[Start of Entries provided]
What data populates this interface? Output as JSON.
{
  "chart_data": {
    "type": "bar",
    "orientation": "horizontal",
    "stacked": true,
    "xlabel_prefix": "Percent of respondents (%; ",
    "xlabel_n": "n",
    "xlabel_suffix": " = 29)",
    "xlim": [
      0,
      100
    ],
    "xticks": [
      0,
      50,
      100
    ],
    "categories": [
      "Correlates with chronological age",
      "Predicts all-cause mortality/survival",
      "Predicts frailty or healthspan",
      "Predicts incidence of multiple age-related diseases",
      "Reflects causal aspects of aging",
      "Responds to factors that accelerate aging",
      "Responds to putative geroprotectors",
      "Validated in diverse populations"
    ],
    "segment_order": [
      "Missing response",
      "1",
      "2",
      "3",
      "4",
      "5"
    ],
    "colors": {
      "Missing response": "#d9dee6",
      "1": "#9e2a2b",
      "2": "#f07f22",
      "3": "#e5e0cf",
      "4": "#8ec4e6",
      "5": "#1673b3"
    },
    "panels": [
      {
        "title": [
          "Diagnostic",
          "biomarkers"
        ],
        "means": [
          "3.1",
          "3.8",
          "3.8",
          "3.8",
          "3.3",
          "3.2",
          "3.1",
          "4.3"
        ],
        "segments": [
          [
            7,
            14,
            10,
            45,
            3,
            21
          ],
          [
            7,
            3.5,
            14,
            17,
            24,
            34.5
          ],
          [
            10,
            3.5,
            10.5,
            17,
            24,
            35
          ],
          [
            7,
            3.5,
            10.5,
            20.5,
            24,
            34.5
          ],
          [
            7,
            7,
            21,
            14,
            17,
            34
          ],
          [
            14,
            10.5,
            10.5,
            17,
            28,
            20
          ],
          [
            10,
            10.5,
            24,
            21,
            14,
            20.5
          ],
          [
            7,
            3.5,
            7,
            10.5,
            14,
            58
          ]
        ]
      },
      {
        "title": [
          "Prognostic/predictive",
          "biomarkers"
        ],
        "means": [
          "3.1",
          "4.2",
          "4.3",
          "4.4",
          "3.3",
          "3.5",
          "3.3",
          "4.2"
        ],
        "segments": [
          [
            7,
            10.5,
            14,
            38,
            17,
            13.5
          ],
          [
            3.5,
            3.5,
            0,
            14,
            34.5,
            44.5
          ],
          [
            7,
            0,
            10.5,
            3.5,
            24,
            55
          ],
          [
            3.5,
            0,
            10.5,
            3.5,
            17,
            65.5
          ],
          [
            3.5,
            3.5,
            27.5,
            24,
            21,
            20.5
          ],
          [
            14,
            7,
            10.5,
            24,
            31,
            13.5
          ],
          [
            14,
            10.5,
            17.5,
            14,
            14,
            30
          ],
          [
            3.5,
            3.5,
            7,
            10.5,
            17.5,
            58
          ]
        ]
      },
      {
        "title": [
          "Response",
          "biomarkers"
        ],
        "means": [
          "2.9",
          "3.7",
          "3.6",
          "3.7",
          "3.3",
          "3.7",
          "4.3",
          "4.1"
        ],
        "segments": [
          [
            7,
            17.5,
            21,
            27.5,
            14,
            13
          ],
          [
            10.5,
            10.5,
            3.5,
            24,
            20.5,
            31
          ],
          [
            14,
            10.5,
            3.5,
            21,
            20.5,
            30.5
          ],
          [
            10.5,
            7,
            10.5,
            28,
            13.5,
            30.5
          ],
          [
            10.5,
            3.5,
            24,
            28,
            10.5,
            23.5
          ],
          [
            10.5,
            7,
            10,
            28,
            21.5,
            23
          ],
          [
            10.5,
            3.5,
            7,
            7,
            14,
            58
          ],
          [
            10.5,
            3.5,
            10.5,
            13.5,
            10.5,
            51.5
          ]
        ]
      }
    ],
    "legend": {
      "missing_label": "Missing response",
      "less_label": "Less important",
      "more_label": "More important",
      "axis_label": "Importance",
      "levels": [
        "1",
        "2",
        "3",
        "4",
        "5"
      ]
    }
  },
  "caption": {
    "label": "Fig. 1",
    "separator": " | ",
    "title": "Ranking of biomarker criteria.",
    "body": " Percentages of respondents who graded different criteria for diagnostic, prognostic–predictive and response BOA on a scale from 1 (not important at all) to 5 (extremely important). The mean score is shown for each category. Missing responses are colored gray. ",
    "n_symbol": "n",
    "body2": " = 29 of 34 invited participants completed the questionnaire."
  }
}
[End of Entries provided]
• [What is asked]: Produce an exact copy of every entry above.

• [Output below]:
What data populates this interface? Output as JSON.
{
  "chart_data": {
    "type": "bar",
    "orientation": "horizontal",
    "stacked": true,
    "xlabel_prefix": "Percent of respondents (%; ",
    "xlabel_n": "n",
    "xlabel_suffix": " = 29)",
    "xlim": [
      0,
      100
    ],
    "xticks": [
      0,
      50,
      100
    ],
    "categories": [
      "Correlates with chronological age",
      "Predicts all-cause mortality/survival",
      "Predicts frailty or healthspan",
      "Predicts incidence of multiple age-related diseases",
      "Reflects causal aspects of aging",
      "Responds to factors that accelerate aging",
      "Responds to putative geroprotectors",
      "Validated in diverse populations"
    ],
    "segment_order": [
      "Missing response",
      "1",
      "2",
      "3",
      "4",
      "5"
    ],
    "colors": {
      "Missing response": "#d9dee6",
      "1": "#9e2a2b",
      "2": "#f07f22",
      "3": "#e5e0cf",
      "4": "#8ec4e6",
      "5": "#1673b3"
    },
    "panels": [
      {
        "title": [
          "Diagnostic",
          "biomarkers"
        ],
        "means": [
          "3.1",
          "3.8",
          "3.8",
          "3.8",
          "3.3",
          "3.2",
          "3.1",
          "4.3"
        ],
        "segments": [
          [
            7,
            14,
            10,
            45,
            3,
            21
          ],
          [
            7,
            3.5,
            14,
            17,
            24,
            34.5
          ],
          [
            10,
            3.5,
            10.5,
            17,
            24,
            35
          ],
          [
            7,
            3.5,
            10.5,
            20.5,
            24,
            34.5
          ],
          [
            7,
            7,
            21,
            14,
            17,
            34
          ],
          [
            14,
            10.5,
            10.5,
            17,
            28,
            20
          ],
          [
            10,
            10.5,
            24,
            21,
            14,
            20.5
          ],
          [
            7,
            3.5,
            7,
            10.5,
            14,
            58
          ]
        ]
      },
      {
        "title": [
          "Prognostic/predictive",
          "biomarkers"
        ],
        "means": [
          "3.1",
          "4.2",
          "4.3",
          "4.4",
          "3.3",
          "3.5",
          "3.3",
          "4.2"
        ],
        "segments": [
          [
            7,
            10.5,
            14,
            38,
            17,
            13.5
          ],
          [
            3.5,
            3.5,
            0,
            14,
            34.5,
            44.5
          ],
          [
            7,
            0,
            10.5,
            3.5,
            24,
            55
          ],
          [
            3.5,
            0,
            10.5,
            3.5,
            17,
            65.5
          ],
          [
            3.5,
            3.5,
            27.5,
            24,
            21,
            20.5
          ],
          [
            14,
            7,
            10.5,
            24,
            31,
            13.5
          ],
          [
            14,
            10.5,
            17.5,
            14,
            14,
            30
          ],
          [
            3.5,
            3.5,
            7,
            10.5,
            17.5,
            58
          ]
        ]
      },
      {
        "title": [
          "Response",
          "biomarkers"
        ],
        "means": [
          "2.9",
          "3.7",
          "3.6",
          "3.7",
          "3.3",
          "3.7",
          "4.3",
          "4.1"
        ],
        "segments": [
          [
            7,
            17.5,
            21,
            27.5,
            14,
            13
          ],
          [
            10.5,
            10.5,
            3.5,
            24,
            20.5,
            31
          ],
          [
            14,
            10.5,
            3.5,
            21,
            20.5,
            30.5
          ],
          [
            10.5,
            7,
            10.5,
            28,
            13.5,
            30.5
          ],
          [
            10.5,
            3.5,
            24,
            28,
            10.5,
            23.5
          ],
          [
            10.5,
            7,
            10,
            28,
            21.5,
            23
          ],
          [
            10.5,
            3.5,
            7,
            7,
            14,
            58
          ],
          [
            10.5,
            3.5,
            10.5,
            13.5,
            10.5,
            51.5
          ]
        ]
      }
    ],
    "legend": {
      "missing_label": "Missing response",
      "less_label": "Less important",
      "more_label": "More important",
      "axis_label": "Importance",
      "levels": [
        "1",
        "2",
        "3",
        "4",
        "5"
      ]
    }
  },
  "caption": {
    "label": "Fig. 1",
    "separator": " | ",
    "title": "Ranking of biomarker criteria.",
    "body": " Percentages of respondents who graded different criteria for diagnostic, prognostic–predictive and response BOA on a scale from 1 (not important at all) to 5 (extremely important). The mean score is shown for each category. Missing responses are colored gray. ",
    "n_symbol": "n",
    "body2": " = 29 of 34 invited participants completed the questionnaire."
  }
}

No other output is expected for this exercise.